Work to be completed ▸
Write every line out verbatim and omit the pictures.

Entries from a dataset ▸
-------------------------

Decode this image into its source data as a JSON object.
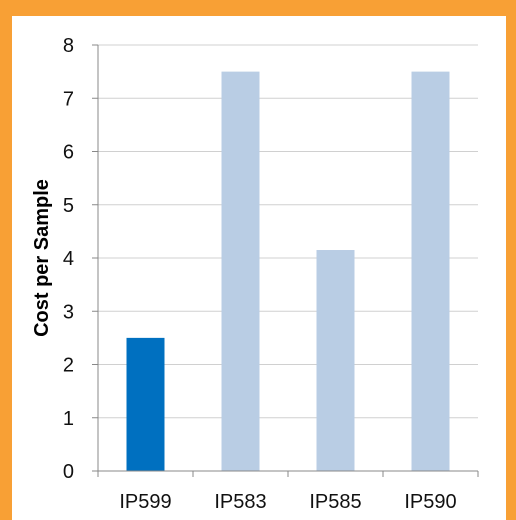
{
  "chart_data": {
    "type": "bar",
    "title": "",
    "xlabel": "",
    "ylabel": "Cost per Sample",
    "categories": [
      "IP599",
      "IP583",
      "IP585",
      "IP590"
    ],
    "values": [
      2.5,
      7.5,
      4.15,
      7.5
    ],
    "bar_colors": [
      "#0070c0",
      "#b9cde4",
      "#b9cde4",
      "#b9cde4"
    ],
    "ylim": [
      0,
      8
    ],
    "yticks": [
      "0",
      "1",
      "2",
      "3",
      "4",
      "5",
      "6",
      "7",
      "8"
    ],
    "grid": true,
    "legend": "none"
  },
  "colors": {
    "frame_border": "#f8a035",
    "gridline": "#d0d0d0",
    "axis": "#888888"
  }
}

-------------------------

Answer to the exercise ▸
Decode this image into its source data as a JSON object.
{
  "chart_data": {
    "type": "bar",
    "title": "",
    "xlabel": "",
    "ylabel": "Cost per Sample",
    "categories": [
      "IP599",
      "IP583",
      "IP585",
      "IP590"
    ],
    "values": [
      2.5,
      7.5,
      4.15,
      7.5
    ],
    "bar_colors": [
      "#0070c0",
      "#b9cde4",
      "#b9cde4",
      "#b9cde4"
    ],
    "ylim": [
      0,
      8
    ],
    "yticks": [
      "0",
      "1",
      "2",
      "3",
      "4",
      "5",
      "6",
      "7",
      "8"
    ],
    "grid": true,
    "legend": "none"
  },
  "colors": {
    "frame_border": "#f8a035",
    "gridline": "#d0d0d0",
    "axis": "#888888"
  }
}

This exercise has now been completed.